#### Prompt:
Don't copy the pictures; return every other part of the records exactly.

#### Records to process:
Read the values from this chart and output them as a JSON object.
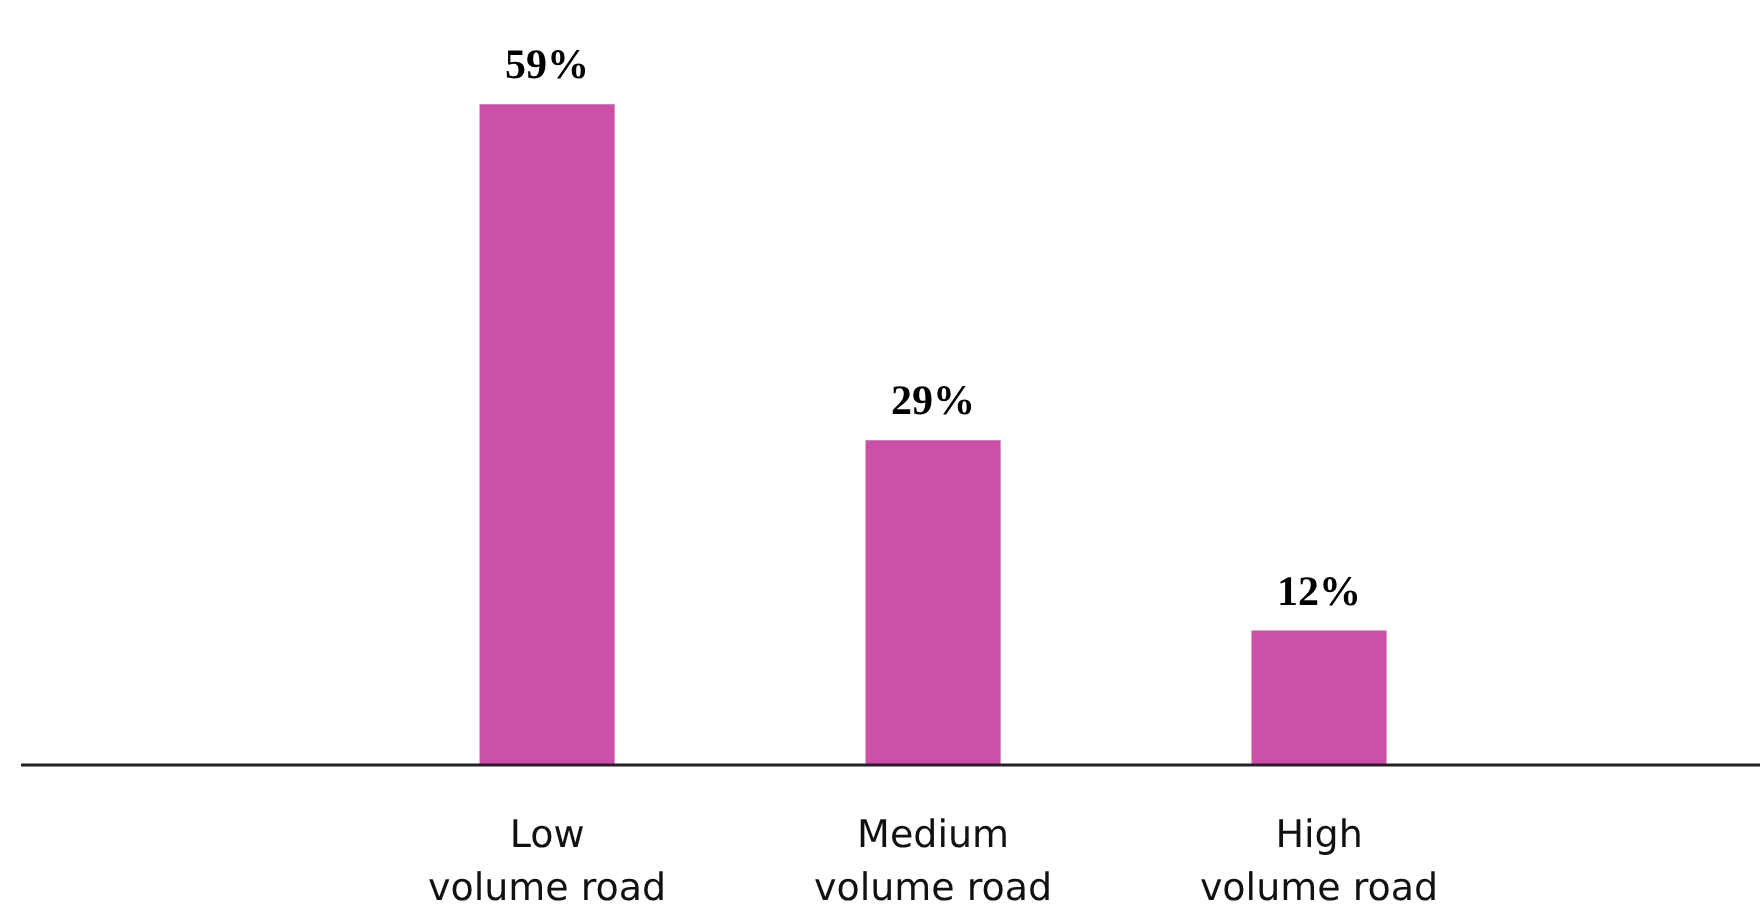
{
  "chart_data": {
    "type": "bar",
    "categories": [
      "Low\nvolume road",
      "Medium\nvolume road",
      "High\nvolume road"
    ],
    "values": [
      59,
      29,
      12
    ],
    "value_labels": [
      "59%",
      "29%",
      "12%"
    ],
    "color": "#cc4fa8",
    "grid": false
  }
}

#### Result of the exercise:
Read the values from this chart and output them as a JSON object.
{
  "chart_data": {
    "type": "bar",
    "categories": [
      "Low\nvolume road",
      "Medium\nvolume road",
      "High\nvolume road"
    ],
    "values": [
      59,
      29,
      12
    ],
    "value_labels": [
      "59%",
      "29%",
      "12%"
    ],
    "color": "#cc4fa8",
    "grid": false
  }
}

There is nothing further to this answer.